Challenge » Select every line in the items below that contains the string "taskbar", matching case exactly, and copy each one.

Rows from a layout dataset
══════
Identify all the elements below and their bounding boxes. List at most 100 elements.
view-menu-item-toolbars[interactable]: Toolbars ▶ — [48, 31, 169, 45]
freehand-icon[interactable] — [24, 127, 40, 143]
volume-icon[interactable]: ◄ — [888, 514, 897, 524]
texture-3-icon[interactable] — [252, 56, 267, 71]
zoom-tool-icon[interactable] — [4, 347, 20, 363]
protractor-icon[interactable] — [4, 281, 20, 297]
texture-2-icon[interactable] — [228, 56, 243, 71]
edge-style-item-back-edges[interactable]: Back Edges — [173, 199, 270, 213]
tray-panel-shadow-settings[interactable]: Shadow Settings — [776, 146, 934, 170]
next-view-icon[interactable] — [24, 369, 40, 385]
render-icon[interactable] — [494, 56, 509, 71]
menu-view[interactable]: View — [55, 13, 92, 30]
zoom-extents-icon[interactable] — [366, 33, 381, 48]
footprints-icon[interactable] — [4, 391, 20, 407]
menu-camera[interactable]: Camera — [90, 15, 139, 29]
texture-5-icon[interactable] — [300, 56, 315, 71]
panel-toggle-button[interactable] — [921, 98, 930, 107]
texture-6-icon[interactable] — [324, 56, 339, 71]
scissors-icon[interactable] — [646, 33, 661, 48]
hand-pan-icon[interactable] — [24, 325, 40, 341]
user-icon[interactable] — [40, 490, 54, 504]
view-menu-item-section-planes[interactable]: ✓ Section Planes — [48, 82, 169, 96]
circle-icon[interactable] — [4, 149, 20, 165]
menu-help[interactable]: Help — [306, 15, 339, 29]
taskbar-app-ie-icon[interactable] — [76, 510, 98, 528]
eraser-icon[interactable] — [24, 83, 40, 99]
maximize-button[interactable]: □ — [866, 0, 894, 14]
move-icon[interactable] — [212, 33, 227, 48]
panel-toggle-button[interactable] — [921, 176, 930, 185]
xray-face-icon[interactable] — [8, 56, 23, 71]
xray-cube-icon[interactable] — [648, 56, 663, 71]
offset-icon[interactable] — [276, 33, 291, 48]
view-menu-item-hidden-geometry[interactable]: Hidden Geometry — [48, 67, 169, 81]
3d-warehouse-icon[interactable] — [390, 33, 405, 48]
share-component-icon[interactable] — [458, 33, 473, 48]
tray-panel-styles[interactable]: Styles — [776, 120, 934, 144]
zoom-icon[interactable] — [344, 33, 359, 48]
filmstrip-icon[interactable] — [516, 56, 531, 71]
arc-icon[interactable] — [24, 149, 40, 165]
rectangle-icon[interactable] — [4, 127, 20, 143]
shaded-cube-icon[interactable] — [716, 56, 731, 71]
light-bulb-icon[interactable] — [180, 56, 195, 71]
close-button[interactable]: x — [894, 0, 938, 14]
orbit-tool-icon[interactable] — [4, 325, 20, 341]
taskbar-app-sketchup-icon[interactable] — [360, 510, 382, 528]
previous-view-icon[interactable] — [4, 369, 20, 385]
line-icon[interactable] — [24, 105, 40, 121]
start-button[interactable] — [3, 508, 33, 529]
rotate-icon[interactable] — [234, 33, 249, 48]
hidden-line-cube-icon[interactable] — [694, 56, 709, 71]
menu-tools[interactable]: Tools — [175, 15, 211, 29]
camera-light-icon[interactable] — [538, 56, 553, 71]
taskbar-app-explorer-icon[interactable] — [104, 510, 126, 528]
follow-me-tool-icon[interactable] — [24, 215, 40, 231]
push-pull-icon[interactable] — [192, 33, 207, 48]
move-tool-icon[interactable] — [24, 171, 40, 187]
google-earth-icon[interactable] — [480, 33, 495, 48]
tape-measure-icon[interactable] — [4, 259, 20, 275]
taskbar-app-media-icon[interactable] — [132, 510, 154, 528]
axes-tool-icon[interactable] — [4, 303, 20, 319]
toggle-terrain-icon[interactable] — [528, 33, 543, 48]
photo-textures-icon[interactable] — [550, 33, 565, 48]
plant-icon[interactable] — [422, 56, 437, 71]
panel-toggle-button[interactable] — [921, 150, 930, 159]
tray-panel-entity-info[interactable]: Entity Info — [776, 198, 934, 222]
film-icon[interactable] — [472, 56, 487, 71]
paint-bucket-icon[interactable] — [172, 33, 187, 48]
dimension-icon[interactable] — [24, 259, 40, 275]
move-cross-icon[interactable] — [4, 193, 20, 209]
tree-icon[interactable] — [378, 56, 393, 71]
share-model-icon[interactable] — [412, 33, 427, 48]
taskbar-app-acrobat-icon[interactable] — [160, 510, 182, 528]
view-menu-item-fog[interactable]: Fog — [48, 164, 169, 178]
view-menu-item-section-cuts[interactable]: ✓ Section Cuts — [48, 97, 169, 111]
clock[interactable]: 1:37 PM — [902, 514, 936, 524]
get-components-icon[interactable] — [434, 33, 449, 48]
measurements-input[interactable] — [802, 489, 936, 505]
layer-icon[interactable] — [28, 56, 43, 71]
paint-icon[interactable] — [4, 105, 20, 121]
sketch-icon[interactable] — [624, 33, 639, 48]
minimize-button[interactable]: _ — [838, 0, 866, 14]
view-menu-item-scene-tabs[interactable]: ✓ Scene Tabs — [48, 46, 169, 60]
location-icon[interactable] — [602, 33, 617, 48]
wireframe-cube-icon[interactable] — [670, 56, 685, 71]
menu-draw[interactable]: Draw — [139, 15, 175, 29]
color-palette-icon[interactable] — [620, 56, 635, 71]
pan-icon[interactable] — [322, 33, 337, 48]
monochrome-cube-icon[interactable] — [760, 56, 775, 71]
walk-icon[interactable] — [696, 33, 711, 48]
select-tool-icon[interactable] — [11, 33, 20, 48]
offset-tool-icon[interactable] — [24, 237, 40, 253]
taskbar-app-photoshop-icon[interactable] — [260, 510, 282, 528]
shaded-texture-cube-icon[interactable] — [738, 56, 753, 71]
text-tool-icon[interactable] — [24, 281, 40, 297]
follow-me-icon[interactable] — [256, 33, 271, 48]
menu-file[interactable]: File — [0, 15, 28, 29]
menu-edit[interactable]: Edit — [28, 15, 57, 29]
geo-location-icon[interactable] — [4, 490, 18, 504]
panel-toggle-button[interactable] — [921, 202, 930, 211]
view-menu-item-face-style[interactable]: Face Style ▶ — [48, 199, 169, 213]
══════
Reply »
taskbar-app-ie-icon[interactable] — [76, 510, 98, 528]
taskbar-app-sketchup-icon[interactable] — [360, 510, 382, 528]
taskbar-app-explorer-icon[interactable] — [104, 510, 126, 528]
taskbar-app-media-icon[interactable] — [132, 510, 154, 528]
taskbar-app-acrobat-icon[interactable] — [160, 510, 182, 528]
taskbar-app-photoshop-icon[interactable] — [260, 510, 282, 528]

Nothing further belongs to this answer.